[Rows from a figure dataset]

▶

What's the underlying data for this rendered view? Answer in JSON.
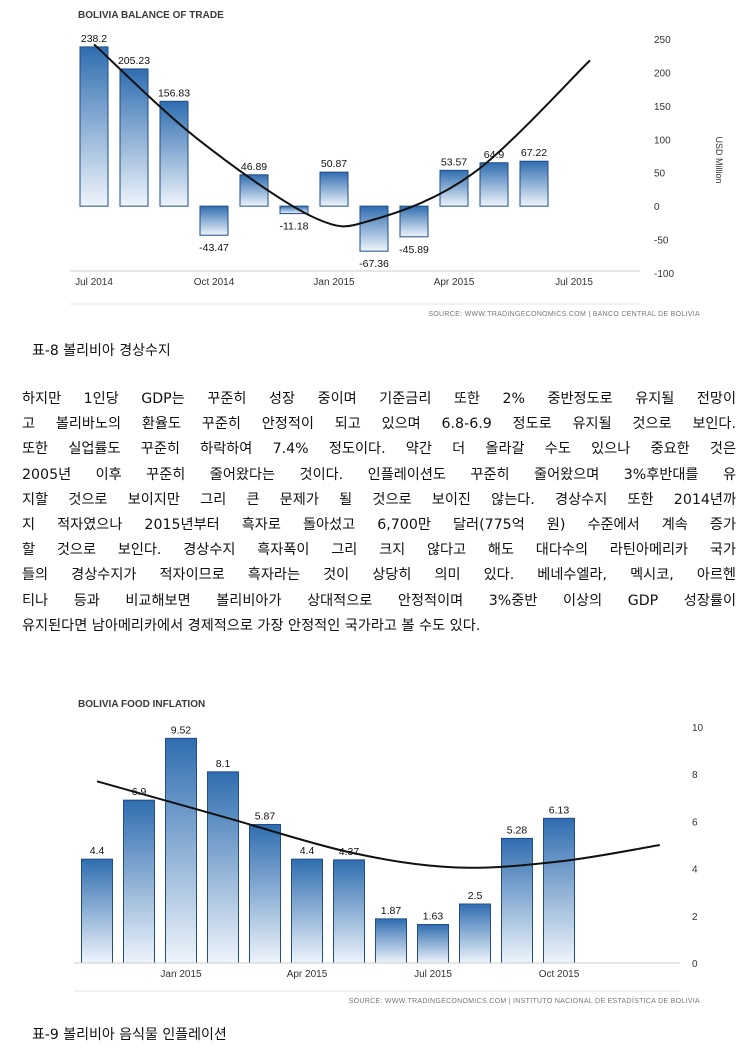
{
  "charts": {
    "trade": {
      "title": "BOLIVIA BALANCE OF TRADE",
      "y_axis_label": "USD Million",
      "source": "SOURCE: WWW.TRADINGECONOMICS.COM | BANCO CENTRAL DE BOLIVIA"
    },
    "food": {
      "title": "BOLIVIA FOOD INFLATION",
      "source": "SOURCE: WWW.TRADINGECONOMICS.COM | INSTITUTO NACIONAL DE ESTADÍSTICA DE BOLIVIA"
    }
  },
  "chart_data": [
    {
      "type": "bar",
      "title": "BOLIVIA BALANCE OF TRADE",
      "ylabel": "USD Million",
      "xlabel": "",
      "ylim": [
        -100,
        250
      ],
      "yticks": [
        250,
        200,
        150,
        100,
        50,
        0,
        -50,
        -100
      ],
      "x_tick_labels": [
        "Jul 2014",
        "Oct 2014",
        "Jan 2015",
        "Apr 2015",
        "Jul 2015"
      ],
      "categories": [
        "Jul 2014",
        "Aug 2014",
        "Sep 2014",
        "Oct 2014",
        "Nov 2014",
        "Dec 2014",
        "Jan 2015",
        "Feb 2015",
        "Mar 2015",
        "Apr 2015",
        "May 2015",
        "Jun 2015"
      ],
      "values": [
        238.2,
        205.23,
        156.83,
        -43.47,
        46.89,
        -11.18,
        50.87,
        -67.36,
        -45.89,
        53.57,
        64.9,
        67.22
      ],
      "labels": [
        "238.2",
        "205.23",
        "156.83",
        "-43.47",
        "46.89",
        "-11.18",
        "50.87",
        "-67.36",
        "-45.89",
        "53.57",
        "64.9",
        "67.22"
      ],
      "trend": {
        "x": [
          0,
          2.6,
          5.5,
          7,
          9.5,
          12.4
        ],
        "y": [
          242,
          100,
          -17,
          -20,
          50,
          218
        ]
      },
      "grid": false,
      "legend": "none"
    },
    {
      "type": "bar",
      "title": "BOLIVIA FOOD INFLATION",
      "xlabel": "",
      "ylabel": "",
      "ylim": [
        0,
        10
      ],
      "yticks": [
        10,
        8,
        6,
        4,
        2,
        0
      ],
      "x_tick_labels": [
        "Jan 2015",
        "Apr 2015",
        "Jul 2015",
        "Oct 2015"
      ],
      "categories": [
        "Nov 2014",
        "Dec 2014",
        "Jan 2015",
        "Feb 2015",
        "Mar 2015",
        "Apr 2015",
        "May 2015",
        "Jun 2015",
        "Jul 2015",
        "Aug 2015",
        "Sep 2015",
        "Oct 2015"
      ],
      "values": [
        4.4,
        6.9,
        9.52,
        8.1,
        5.87,
        4.4,
        4.37,
        1.87,
        1.63,
        2.5,
        5.28,
        6.13
      ],
      "labels": [
        "4.4",
        "6.9",
        "9.52",
        "8.1",
        "5.87",
        "4.4",
        "4.37",
        "1.87",
        "1.63",
        "2.5",
        "5.28",
        "6.13"
      ],
      "trend": {
        "x": [
          0,
          3,
          6,
          8.5,
          11,
          13.4
        ],
        "y": [
          7.7,
          6.2,
          4.7,
          4.05,
          4.3,
          5
        ]
      },
      "grid": false,
      "legend": "none"
    }
  ],
  "caption1": "표-8 볼리비아 경상수지",
  "caption2": "표-9 볼리비아 음식물 인플레이션",
  "paragraph": [
    "하지만 1인당 GDP는 꾸준히 성장 중이며 기준금리 또한 2% 중반정도로 유지될 전망이",
    "고 볼리바노의 환율도 꾸준히 안정적이 되고 있으며 6.8-6.9 정도로 유지될 것으로 보인다.",
    "또한 실업률도 꾸준히 하락하여 7.4% 정도이다. 약간 더 올라갈 수도 있으나 중요한 것은",
    "2005년 이후 꾸준히 줄어왔다는 것이다. 인플레이션도 꾸준히 줄어왔으며 3%후반대를 유",
    "지할 것으로 보이지만 그리 큰 문제가 될 것으로 보이진 않는다. 경상수지 또한 2014년까",
    "지 적자였으나 2015년부터 흑자로 돌아섰고 6,700만 달러(775억 원) 수준에서 계속 증가",
    "할 것으로 보인다. 경상수지 흑자폭이 그리 크지 않다고 해도 대다수의 라틴아메리카 국가",
    "들의 경상수지가 적자이므로 흑자라는 것이 상당히 의미 있다. 베네수엘라, 멕시코, 아르헨",
    "티나 등과 비교해보면 볼리비아가 상대적으로 안정적이며 3%중반 이상의 GDP 성장률이",
    "유지된다면 남아메리카에서 경제적으로 가장 안정적인 국가라고 볼 수도 있다."
  ]
}
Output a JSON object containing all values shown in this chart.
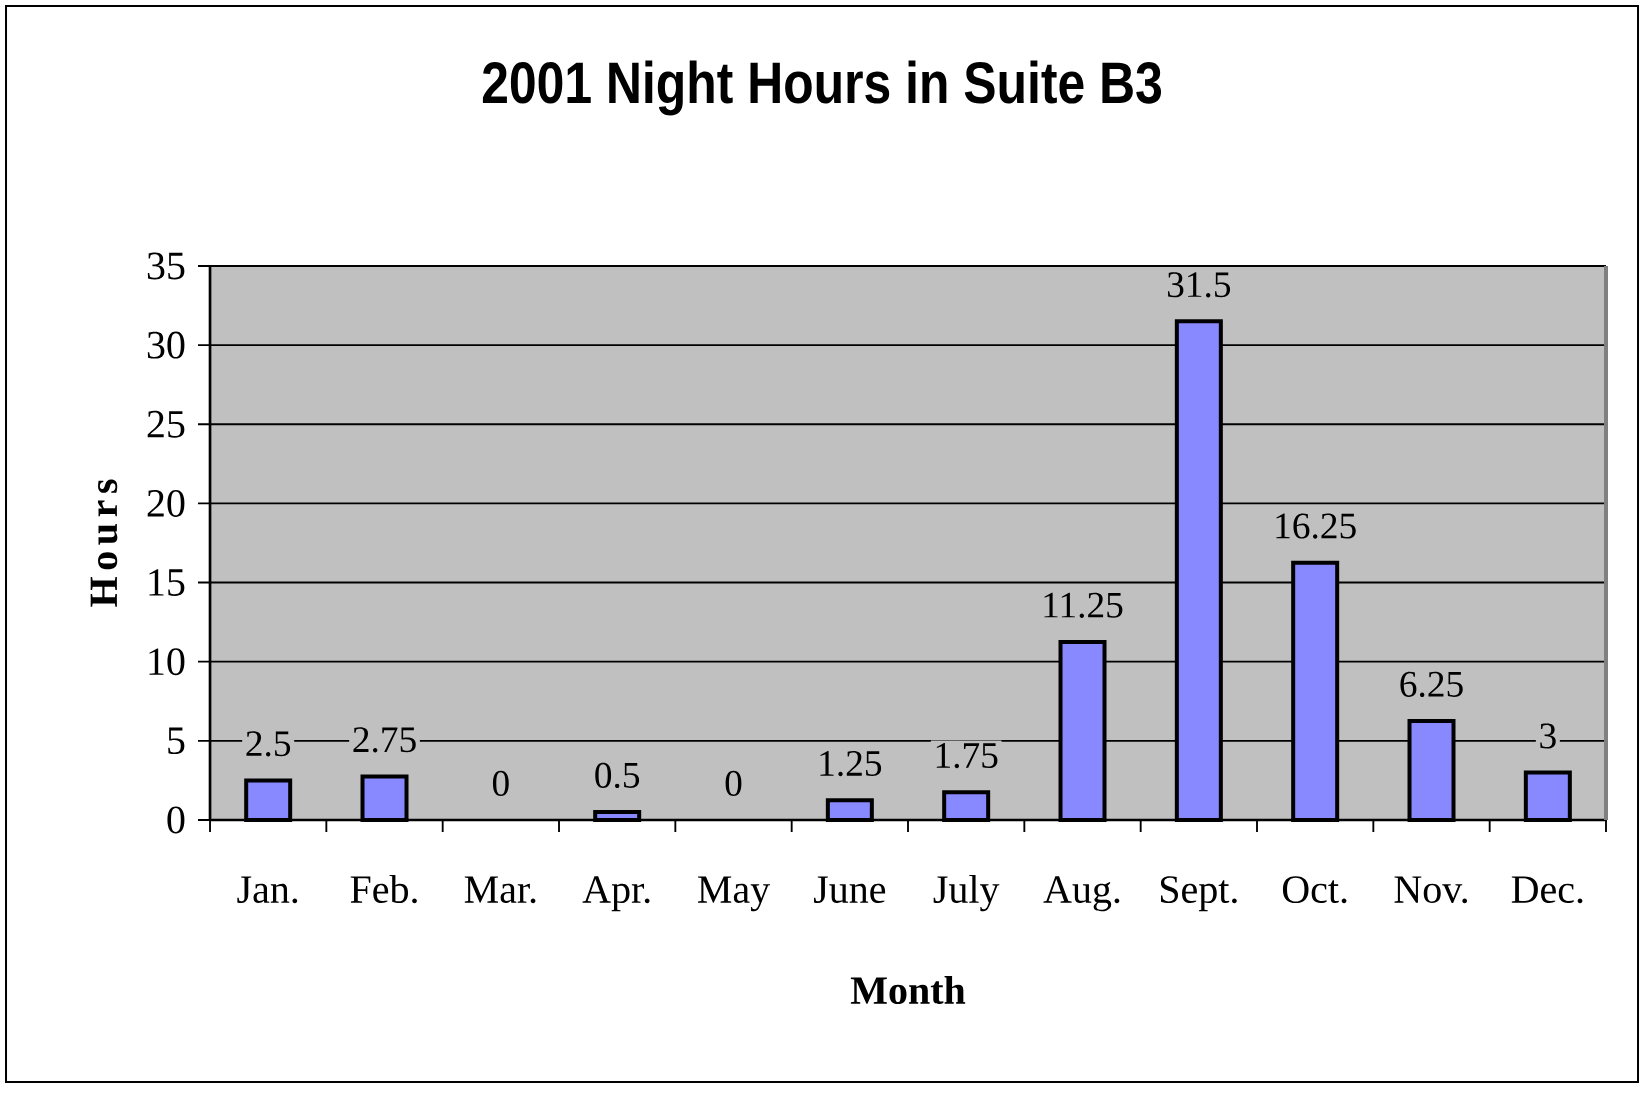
{
  "chart_data": {
    "type": "bar",
    "title": "2001 Night Hours in Suite B3",
    "xlabel": "Month",
    "ylabel": "Hours",
    "categories": [
      "Jan.",
      "Feb.",
      "Mar.",
      "Apr.",
      "May",
      "June",
      "July",
      "Aug.",
      "Sept.",
      "Oct.",
      "Nov.",
      "Dec."
    ],
    "values": [
      2.5,
      2.75,
      0,
      0.5,
      0,
      1.25,
      1.75,
      11.25,
      31.5,
      16.25,
      6.25,
      3
    ],
    "color": "#8888ff",
    "ylim": [
      0,
      35
    ],
    "yticks": [
      0,
      5,
      10,
      15,
      20,
      25,
      30,
      35
    ],
    "grid": "y",
    "data_labels": true
  }
}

◀

Pictures are excluded; repeat every record exactly.

What's the underlying data for this rendered view? Answer in JSON.
{
  "charts": {
    "trade": {
      "title": "BOLIVIA BALANCE OF TRADE",
      "y_axis_label": "USD Million",
      "source": "SOURCE: WWW.TRADINGECONOMICS.COM | BANCO CENTRAL DE BOLIVIA"
    },
    "food": {
      "title": "BOLIVIA FOOD INFLATION",
      "source": "SOURCE: WWW.TRADINGECONOMICS.COM | INSTITUTO NACIONAL DE ESTADÍSTICA DE BOLIVIA"
    }
  },
  "chart_data": [
    {
      "type": "bar",
      "title": "BOLIVIA BALANCE OF TRADE",
      "ylabel": "USD Million",
      "xlabel": "",
      "ylim": [
        -100,
        250
      ],
      "yticks": [
        250,
        200,
        150,
        100,
        50,
        0,
        -50,
        -100
      ],
      "x_tick_labels": [
        "Jul 2014",
        "Oct 2014",
        "Jan 2015",
        "Apr 2015",
        "Jul 2015"
      ],
      "categories": [
        "Jul 2014",
        "Aug 2014",
        "Sep 2014",
        "Oct 2014",
        "Nov 2014",
        "Dec 2014",
        "Jan 2015",
        "Feb 2015",
        "Mar 2015",
        "Apr 2015",
        "May 2015",
        "Jun 2015"
      ],
      "values": [
        238.2,
        205.23,
        156.83,
        -43.47,
        46.89,
        -11.18,
        50.87,
        -67.36,
        -45.89,
        53.57,
        64.9,
        67.22
      ],
      "labels": [
        "238.2",
        "205.23",
        "156.83",
        "-43.47",
        "46.89",
        "-11.18",
        "50.87",
        "-67.36",
        "-45.89",
        "53.57",
        "64.9",
        "67.22"
      ],
      "trend": {
        "x": [
          0,
          2.6,
          5.5,
          7,
          9.5,
          12.4
        ],
        "y": [
          242,
          100,
          -17,
          -20,
          50,
          218
        ]
      },
      "grid": false,
      "legend": "none"
    },
    {
      "type": "bar",
      "title": "BOLIVIA FOOD INFLATION",
      "xlabel": "",
      "ylabel": "",
      "ylim": [
        0,
        10
      ],
      "yticks": [
        10,
        8,
        6,
        4,
        2,
        0
      ],
      "x_tick_labels": [
        "Jan 2015",
        "Apr 2015",
        "Jul 2015",
        "Oct 2015"
      ],
      "categories": [
        "Nov 2014",
        "Dec 2014",
        "Jan 2015",
        "Feb 2015",
        "Mar 2015",
        "Apr 2015",
        "May 2015",
        "Jun 2015",
        "Jul 2015",
        "Aug 2015",
        "Sep 2015",
        "Oct 2015"
      ],
      "values": [
        4.4,
        6.9,
        9.52,
        8.1,
        5.87,
        4.4,
        4.37,
        1.87,
        1.63,
        2.5,
        5.28,
        6.13
      ],
      "labels": [
        "4.4",
        "6.9",
        "9.52",
        "8.1",
        "5.87",
        "4.4",
        "4.37",
        "1.87",
        "1.63",
        "2.5",
        "5.28",
        "6.13"
      ],
      "trend": {
        "x": [
          0,
          3,
          6,
          8.5,
          11,
          13.4
        ],
        "y": [
          7.7,
          6.2,
          4.7,
          4.05,
          4.3,
          5
        ]
      },
      "grid": false,
      "legend": "none"
    }
  ],
  "caption1": "표-8 볼리비아 경상수지",
  "caption2": "표-9 볼리비아 음식물 인플레이션",
  "paragraph": [
    "하지만 1인당 GDP는 꾸준히 성장 중이며 기준금리 또한 2% 중반정도로 유지될 전망이",
    "고 볼리바노의 환율도 꾸준히 안정적이 되고 있으며 6.8-6.9 정도로 유지될 것으로 보인다.",
    "또한 실업률도 꾸준히 하락하여 7.4% 정도이다. 약간 더 올라갈 수도 있으나 중요한 것은",
    "2005년 이후 꾸준히 줄어왔다는 것이다. 인플레이션도 꾸준히 줄어왔으며 3%후반대를 유",
    "지할 것으로 보이지만 그리 큰 문제가 될 것으로 보이진 않는다. 경상수지 또한 2014년까",
    "지 적자였으나 2015년부터 흑자로 돌아섰고 6,700만 달러(775억 원) 수준에서 계속 증가",
    "할 것으로 보인다. 경상수지 흑자폭이 그리 크지 않다고 해도 대다수의 라틴아메리카 국가",
    "들의 경상수지가 적자이므로 흑자라는 것이 상당히 의미 있다. 베네수엘라, 멕시코, 아르헨",
    "티나 등과 비교해보면 볼리비아가 상대적으로 안정적이며 3%중반 이상의 GDP 성장률이",
    "유지된다면 남아메리카에서 경제적으로 가장 안정적인 국가라고 볼 수도 있다."
  ]
}
Output a JSON object containing all values shown in this chart.
{
  "chart_data": {
    "type": "bar",
    "title": "2001 Night Hours in Suite B3",
    "xlabel": "Month",
    "ylabel": "Hours",
    "categories": [
      "Jan.",
      "Feb.",
      "Mar.",
      "Apr.",
      "May",
      "June",
      "July",
      "Aug.",
      "Sept.",
      "Oct.",
      "Nov.",
      "Dec."
    ],
    "values": [
      2.5,
      2.75,
      0,
      0.5,
      0,
      1.25,
      1.75,
      11.25,
      31.5,
      16.25,
      6.25,
      3
    ],
    "color": "#8888ff",
    "ylim": [
      0,
      35
    ],
    "yticks": [
      0,
      5,
      10,
      15,
      20,
      25,
      30,
      35
    ],
    "grid": "y",
    "data_labels": true
  }
}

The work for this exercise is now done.